**Enunciado de la tarea:**
Reproduce sin cambios el fragmento del texto sobre los álbumes de fotos que comienza en "Entre tantas reproducciones" y termina en "mejor distancia.".

**Texto de lectura:**

###

El peso arqueaba los estantes, cientos de fotos ocupaban
los espacios y al hojear aquellos álbumes observamos, retratos e imágenes que
no correspondían cronológicamente, fiestas, viajes, encuentros y eventos que se
mezclaban, instantáneas fueras de encuadre, algunas movidas, varias
repetidas y otras con nitidez escasa.
Era hora de hacer la antología de aquellos momentos
esenciales ¿qué fotos conservábamos? ¿Cuáles descartábamos? ¿Qué criterios de
selección teníamos en cuenta?
Entre tantas reproducciones había personas que
desconocíamos, un amigo de un amigo con quienes compartimos unas vacaciones,
algunos invitados a alguna fiesta no tan cercanos, unos paisajes que en el
soporte papel no mostraban la belleza que habían retenido nuestros ojos, y
nuestro arte precario que no siempre captaba el mejor ángulo, la mejor luz o la
mejor distancia.
La tarea no era sencilla y escondía simbolismos más profundos ¿Qué recordamos?
¿Qué olvidamos? ¿Qué cosas de aquellas historias debemos dejar partir? ¿Cómo
sanamos, valoramos o reconstruimos aquellos tránsitos? ¿Hacia dónde está
orientada nuestra temporalidad?
Las fotografías nos interpelan y ellas no envejecen, con
las estaciones que pasan nosotros las
miramos, con otros cuerpos, otras mentes. Las estampas se mantienen –como mármoles
sus estatuas- mientras nosotros aquí y ahora somos una danza, cuerpos y
movimientos en nuestros espacios.
Después de un trabajo paciente y constante aquellos
compendios de tomas e ilustraciones reforzaron nuestra memoria episódica,
ampliaron la conciencia del devenir, y como no puede ser de otra manera las
imágenes acompañaron a las palabras.

###

**Datos proporcionados:**
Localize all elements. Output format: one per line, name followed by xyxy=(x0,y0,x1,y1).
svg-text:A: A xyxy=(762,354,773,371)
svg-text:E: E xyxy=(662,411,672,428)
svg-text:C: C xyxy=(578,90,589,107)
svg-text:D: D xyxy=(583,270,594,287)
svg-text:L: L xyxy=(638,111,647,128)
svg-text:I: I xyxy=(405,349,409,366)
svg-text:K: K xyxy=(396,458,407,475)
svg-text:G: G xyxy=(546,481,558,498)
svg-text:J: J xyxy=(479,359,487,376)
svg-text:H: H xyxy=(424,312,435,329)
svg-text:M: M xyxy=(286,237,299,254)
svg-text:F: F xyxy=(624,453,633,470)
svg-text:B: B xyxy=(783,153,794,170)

###

**Respuesta al ejercicio:**
Entre tantas reproducciones había personas que
desconocíamos, un amigo de un amigo con quienes compartimos unas vacaciones,
algunos invitados a alguna fiesta no tan cercanos, unos paisajes que en el
soporte papel no mostraban la belleza que habían retenido nuestros ojos, y
nuestro arte precario que no siempre captaba el mejor ángulo, la mejor luz o la
mejor distancia.